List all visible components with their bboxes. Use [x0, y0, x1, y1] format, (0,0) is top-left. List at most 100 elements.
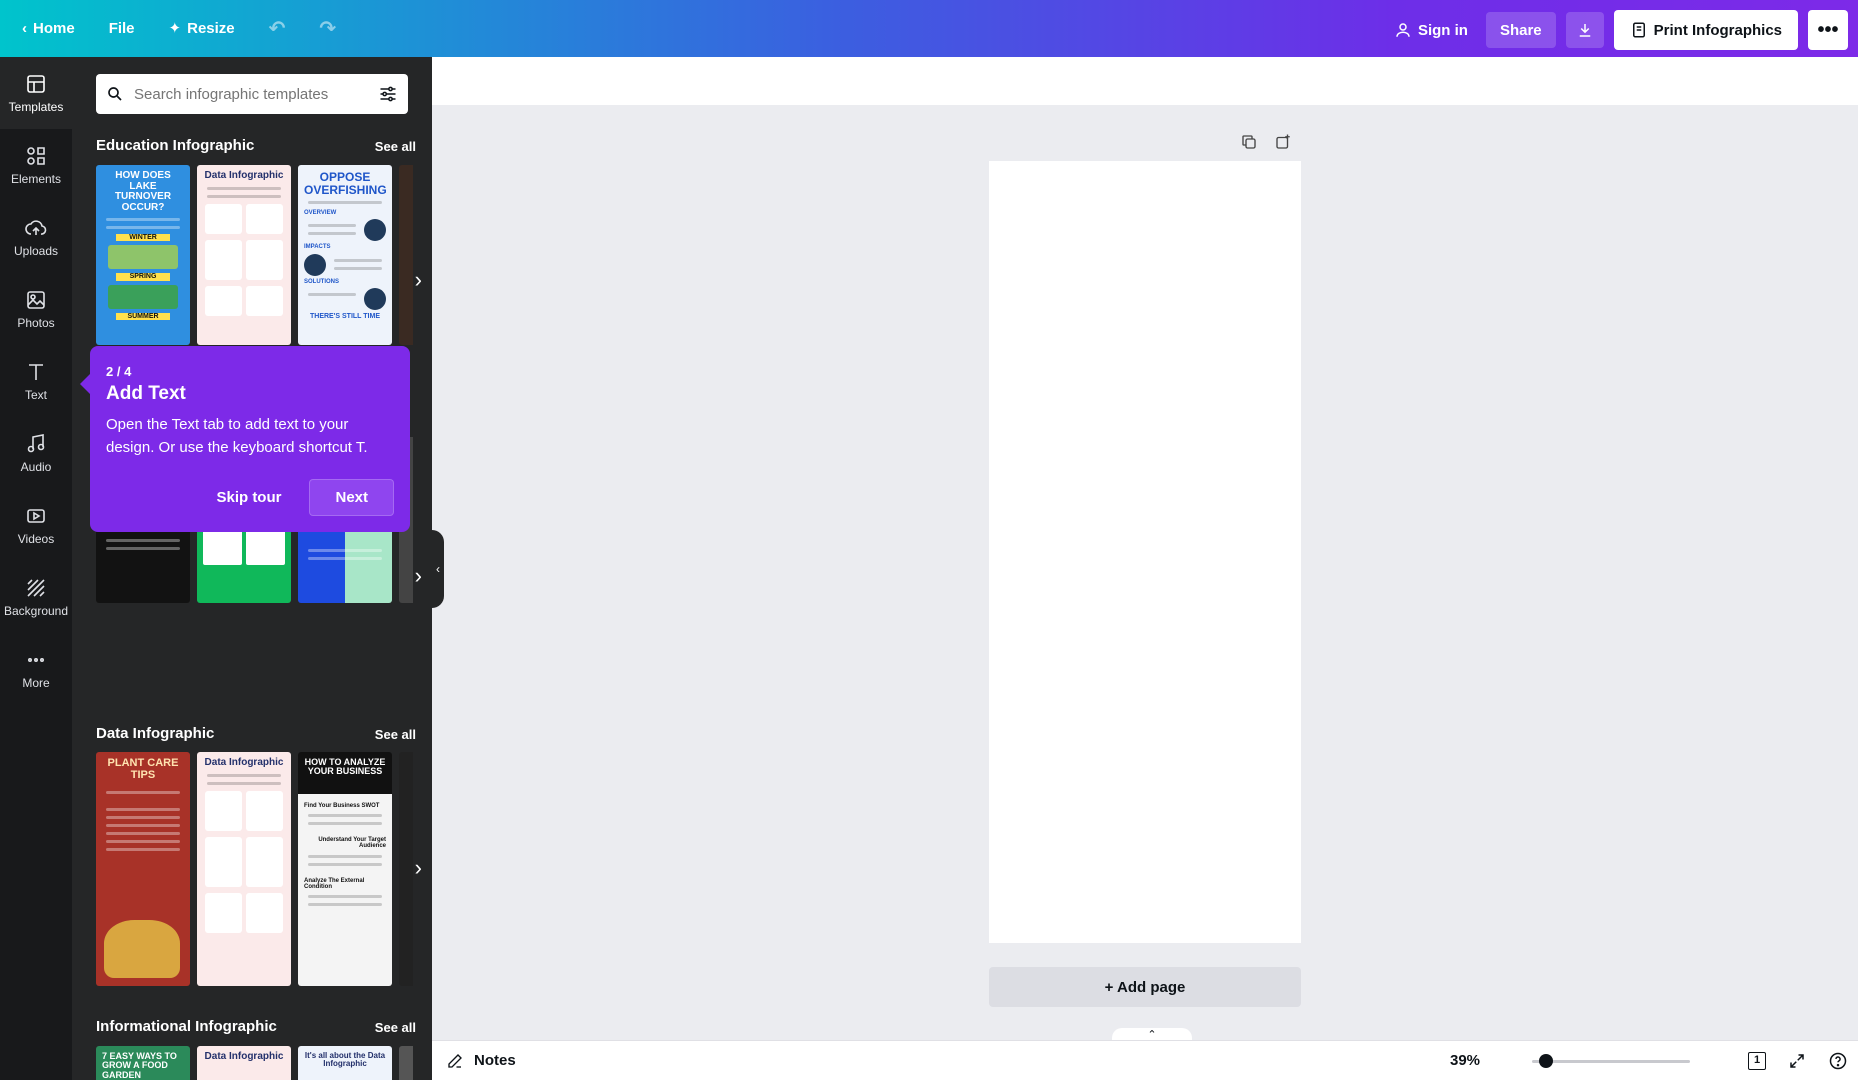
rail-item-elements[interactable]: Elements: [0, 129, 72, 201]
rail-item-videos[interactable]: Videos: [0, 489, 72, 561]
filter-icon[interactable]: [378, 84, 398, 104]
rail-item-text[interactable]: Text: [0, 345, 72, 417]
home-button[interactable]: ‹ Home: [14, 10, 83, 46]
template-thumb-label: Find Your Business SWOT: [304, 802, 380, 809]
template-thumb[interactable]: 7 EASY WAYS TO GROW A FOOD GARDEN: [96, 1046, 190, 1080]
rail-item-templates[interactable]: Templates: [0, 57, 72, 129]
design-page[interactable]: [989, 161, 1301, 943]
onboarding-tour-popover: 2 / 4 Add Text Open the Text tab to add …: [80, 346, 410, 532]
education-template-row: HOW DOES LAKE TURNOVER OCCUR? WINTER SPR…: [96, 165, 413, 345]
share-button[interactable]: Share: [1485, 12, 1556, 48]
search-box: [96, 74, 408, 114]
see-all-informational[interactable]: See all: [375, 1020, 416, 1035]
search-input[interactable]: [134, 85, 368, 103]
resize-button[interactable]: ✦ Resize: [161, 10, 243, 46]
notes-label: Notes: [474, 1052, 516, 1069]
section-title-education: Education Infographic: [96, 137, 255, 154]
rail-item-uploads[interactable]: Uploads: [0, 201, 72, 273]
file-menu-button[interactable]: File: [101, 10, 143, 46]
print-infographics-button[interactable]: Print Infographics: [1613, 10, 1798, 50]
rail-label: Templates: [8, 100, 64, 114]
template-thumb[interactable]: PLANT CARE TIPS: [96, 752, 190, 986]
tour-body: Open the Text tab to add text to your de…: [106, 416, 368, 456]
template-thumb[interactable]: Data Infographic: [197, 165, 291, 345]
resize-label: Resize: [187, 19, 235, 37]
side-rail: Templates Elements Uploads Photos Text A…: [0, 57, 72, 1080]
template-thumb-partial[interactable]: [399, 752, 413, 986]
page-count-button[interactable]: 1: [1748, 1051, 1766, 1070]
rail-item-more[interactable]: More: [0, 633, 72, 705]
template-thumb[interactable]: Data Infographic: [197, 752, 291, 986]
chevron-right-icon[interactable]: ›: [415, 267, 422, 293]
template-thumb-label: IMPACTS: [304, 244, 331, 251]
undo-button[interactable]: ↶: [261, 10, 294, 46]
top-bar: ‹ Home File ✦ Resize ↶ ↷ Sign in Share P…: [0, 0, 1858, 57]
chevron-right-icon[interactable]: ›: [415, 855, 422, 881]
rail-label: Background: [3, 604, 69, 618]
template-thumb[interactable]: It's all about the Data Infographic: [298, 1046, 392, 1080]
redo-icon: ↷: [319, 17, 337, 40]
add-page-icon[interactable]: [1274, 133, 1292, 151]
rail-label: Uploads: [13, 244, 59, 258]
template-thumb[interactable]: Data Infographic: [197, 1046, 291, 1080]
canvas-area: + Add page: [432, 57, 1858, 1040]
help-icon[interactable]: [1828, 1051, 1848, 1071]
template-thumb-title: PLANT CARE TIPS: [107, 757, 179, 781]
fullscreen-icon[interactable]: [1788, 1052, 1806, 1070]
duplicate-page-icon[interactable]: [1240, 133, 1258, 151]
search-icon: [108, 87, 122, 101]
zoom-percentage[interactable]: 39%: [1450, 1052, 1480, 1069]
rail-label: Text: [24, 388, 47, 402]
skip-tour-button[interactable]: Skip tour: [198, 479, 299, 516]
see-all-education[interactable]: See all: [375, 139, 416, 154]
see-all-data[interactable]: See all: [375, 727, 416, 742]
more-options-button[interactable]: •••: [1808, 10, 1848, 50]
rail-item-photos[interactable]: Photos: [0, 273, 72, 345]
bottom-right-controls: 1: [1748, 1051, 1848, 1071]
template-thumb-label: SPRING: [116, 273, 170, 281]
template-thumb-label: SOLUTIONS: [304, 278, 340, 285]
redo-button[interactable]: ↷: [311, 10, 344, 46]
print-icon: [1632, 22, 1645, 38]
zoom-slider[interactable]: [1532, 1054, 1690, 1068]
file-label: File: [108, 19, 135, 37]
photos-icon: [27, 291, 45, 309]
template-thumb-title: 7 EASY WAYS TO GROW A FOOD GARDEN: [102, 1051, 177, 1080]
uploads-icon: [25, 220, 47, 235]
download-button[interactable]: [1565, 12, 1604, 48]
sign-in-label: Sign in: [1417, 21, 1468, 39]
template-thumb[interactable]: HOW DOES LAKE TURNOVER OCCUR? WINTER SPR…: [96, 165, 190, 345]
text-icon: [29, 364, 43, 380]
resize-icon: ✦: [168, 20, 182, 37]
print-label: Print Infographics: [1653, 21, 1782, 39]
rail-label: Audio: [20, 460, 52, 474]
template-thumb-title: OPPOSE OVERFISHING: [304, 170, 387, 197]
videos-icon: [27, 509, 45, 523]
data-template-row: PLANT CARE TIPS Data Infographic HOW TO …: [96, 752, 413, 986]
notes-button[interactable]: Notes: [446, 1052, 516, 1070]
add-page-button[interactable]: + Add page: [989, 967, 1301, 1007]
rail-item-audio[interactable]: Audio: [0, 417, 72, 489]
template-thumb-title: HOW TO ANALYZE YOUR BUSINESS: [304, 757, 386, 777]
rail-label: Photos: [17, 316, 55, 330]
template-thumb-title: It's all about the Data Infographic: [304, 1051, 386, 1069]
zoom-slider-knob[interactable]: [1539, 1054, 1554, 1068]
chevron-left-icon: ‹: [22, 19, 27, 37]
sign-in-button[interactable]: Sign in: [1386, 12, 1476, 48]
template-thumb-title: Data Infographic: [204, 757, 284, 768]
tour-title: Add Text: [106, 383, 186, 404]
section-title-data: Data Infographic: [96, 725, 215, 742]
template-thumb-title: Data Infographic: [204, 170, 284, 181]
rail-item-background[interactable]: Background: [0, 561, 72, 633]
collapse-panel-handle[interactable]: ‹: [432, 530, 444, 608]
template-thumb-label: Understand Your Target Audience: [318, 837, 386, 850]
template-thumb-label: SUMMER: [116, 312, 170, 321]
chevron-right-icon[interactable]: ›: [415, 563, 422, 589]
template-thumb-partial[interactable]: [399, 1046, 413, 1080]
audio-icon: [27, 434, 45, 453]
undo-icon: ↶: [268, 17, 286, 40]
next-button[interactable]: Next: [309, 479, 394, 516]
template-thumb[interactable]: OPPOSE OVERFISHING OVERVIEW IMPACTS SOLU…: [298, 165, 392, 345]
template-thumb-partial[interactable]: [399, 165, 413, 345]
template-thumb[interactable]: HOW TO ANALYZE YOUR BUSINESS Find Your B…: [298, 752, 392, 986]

* * * * * * * * *

Copy the items above word for word, leaving out the pictures.

List all visible components with their bboxes. Use [x0, y0, x1, y1] format, (0,0) is top-left. List at most 100 elements.
rail-item-elements[interactable]: Elements: [0, 129, 72, 201]
rail-item-videos[interactable]: Videos: [0, 489, 72, 561]
filter-icon[interactable]: [378, 84, 398, 104]
rail-item-text[interactable]: Text: [0, 345, 72, 417]
home-button[interactable]: ‹ Home: [14, 10, 83, 46]
template-thumb-label: Find Your Business SWOT: [304, 802, 380, 809]
template-thumb[interactable]: 7 EASY WAYS TO GROW A FOOD GARDEN: [96, 1046, 190, 1080]
rail-item-templates[interactable]: Templates: [0, 57, 72, 129]
design-page[interactable]: [989, 161, 1301, 943]
onboarding-tour-popover: 2 / 4 Add Text Open the Text tab to add …: [80, 346, 410, 532]
education-template-row: HOW DOES LAKE TURNOVER OCCUR? WINTER SPR…: [96, 165, 413, 345]
share-button[interactable]: Share: [1485, 12, 1556, 48]
search-box: [96, 74, 408, 114]
see-all-informational[interactable]: See all: [375, 1020, 416, 1035]
search-input[interactable]: [134, 85, 368, 103]
resize-button[interactable]: ✦ Resize: [161, 10, 243, 46]
notes-label: Notes: [474, 1052, 516, 1069]
section-title-education: Education Infographic: [96, 137, 255, 154]
rail-item-uploads[interactable]: Uploads: [0, 201, 72, 273]
file-menu-button[interactable]: File: [101, 10, 143, 46]
print-infographics-button[interactable]: Print Infographics: [1613, 10, 1798, 50]
rail-label: Templates: [8, 100, 64, 114]
template-thumb[interactable]: PLANT CARE TIPS: [96, 752, 190, 986]
tour-body: Open the Text tab to add text to your de…: [106, 416, 368, 456]
template-thumb[interactable]: Data Infographic: [197, 165, 291, 345]
resize-label: Resize: [187, 19, 235, 37]
side-rail: Templates Elements Uploads Photos Text A…: [0, 57, 72, 1080]
template-thumb-partial[interactable]: [399, 752, 413, 986]
page-count-button[interactable]: 1: [1748, 1051, 1766, 1070]
rail-item-more[interactable]: More: [0, 633, 72, 705]
template-thumb[interactable]: Data Infographic: [197, 752, 291, 986]
chevron-right-icon[interactable]: ›: [415, 267, 422, 293]
template-thumb-label: IMPACTS: [304, 244, 331, 251]
undo-button[interactable]: ↶: [261, 10, 294, 46]
top-bar: ‹ Home File ✦ Resize ↶ ↷ Sign in Share P…: [0, 0, 1858, 57]
chevron-right-icon[interactable]: ›: [415, 855, 422, 881]
rail-label: Background: [3, 604, 69, 618]
template-thumb[interactable]: It's all about the Data Infographic: [298, 1046, 392, 1080]
redo-icon: ↷: [319, 17, 337, 40]
add-page-icon[interactable]: [1274, 133, 1292, 151]
rail-label: Uploads: [13, 244, 59, 258]
template-thumb[interactable]: Data Infographic: [197, 1046, 291, 1080]
canvas-area: + Add page: [432, 57, 1858, 1040]
help-icon[interactable]: [1828, 1051, 1848, 1071]
template-thumb-title: PLANT CARE TIPS: [107, 757, 179, 781]
fullscreen-icon[interactable]: [1788, 1052, 1806, 1070]
duplicate-page-icon[interactable]: [1240, 133, 1258, 151]
search-icon: [108, 87, 122, 101]
zoom-percentage[interactable]: 39%: [1450, 1052, 1480, 1069]
rail-label: Text: [24, 388, 47, 402]
skip-tour-button[interactable]: Skip tour: [198, 479, 299, 516]
see-all-education[interactable]: See all: [375, 139, 416, 154]
see-all-data[interactable]: See all: [375, 727, 416, 742]
more-options-button[interactable]: •••: [1808, 10, 1848, 50]
rail-item-photos[interactable]: Photos: [0, 273, 72, 345]
bottom-right-controls: 1: [1748, 1051, 1848, 1071]
template-thumb-label: SPRING: [116, 273, 170, 281]
template-thumb-label: SOLUTIONS: [304, 278, 340, 285]
redo-button[interactable]: ↷: [311, 10, 344, 46]
print-icon: [1632, 22, 1645, 38]
zoom-slider[interactable]: [1532, 1054, 1690, 1068]
file-label: File: [108, 19, 135, 37]
photos-icon: [27, 291, 45, 309]
template-thumb-title: 7 EASY WAYS TO GROW A FOOD GARDEN: [102, 1051, 177, 1080]
uploads-icon: [25, 220, 47, 235]
download-button[interactable]: [1565, 12, 1604, 48]
sign-in-label: Sign in: [1417, 21, 1468, 39]
template-thumb[interactable]: HOW DOES LAKE TURNOVER OCCUR? WINTER SPR…: [96, 165, 190, 345]
text-icon: [29, 364, 43, 380]
resize-icon: ✦: [168, 20, 182, 37]
print-label: Print Infographics: [1653, 21, 1782, 39]
rail-label: Audio: [20, 460, 52, 474]
template-thumb-title: OPPOSE OVERFISHING: [304, 170, 387, 197]
videos-icon: [27, 509, 45, 523]
data-template-row: PLANT CARE TIPS Data Infographic HOW TO …: [96, 752, 413, 986]
notes-button[interactable]: Notes: [446, 1052, 516, 1070]
add-page-button[interactable]: + Add page: [989, 967, 1301, 1007]
rail-item-audio[interactable]: Audio: [0, 417, 72, 489]
template-thumb-title: HOW TO ANALYZE YOUR BUSINESS: [304, 757, 386, 777]
rail-label: Photos: [17, 316, 55, 330]
template-thumb-title: It's all about the Data Infographic: [304, 1051, 386, 1069]
zoom-slider-knob[interactable]: [1539, 1054, 1554, 1068]
chevron-left-icon: ‹: [22, 19, 27, 37]
sign-in-button[interactable]: Sign in: [1386, 12, 1476, 48]
template-thumb-title: Data Infographic: [204, 757, 284, 768]
tour-title: Add Text: [106, 383, 186, 404]
section-title-data: Data Infographic: [96, 725, 215, 742]
template-thumb-title: Data Infographic: [204, 170, 284, 181]
rail-item-background[interactable]: Background: [0, 561, 72, 633]
collapse-panel-handle[interactable]: ‹: [432, 530, 444, 608]
template-thumb-label: Understand Your Target Audience: [318, 837, 386, 850]
template-thumb-label: SUMMER: [116, 312, 170, 321]
chevron-right-icon[interactable]: ›: [415, 563, 422, 589]
template-thumb-partial[interactable]: [399, 1046, 413, 1080]
audio-icon: [27, 434, 45, 453]
undo-icon: ↶: [268, 17, 286, 40]
next-button[interactable]: Next: [309, 479, 394, 516]
template-thumb[interactable]: OPPOSE OVERFISHING OVERVIEW IMPACTS SOLU…: [298, 165, 392, 345]
template-thumb-partial[interactable]: [399, 165, 413, 345]
template-thumb[interactable]: HOW TO ANALYZE YOUR BUSINESS Find Your B…: [298, 752, 392, 986]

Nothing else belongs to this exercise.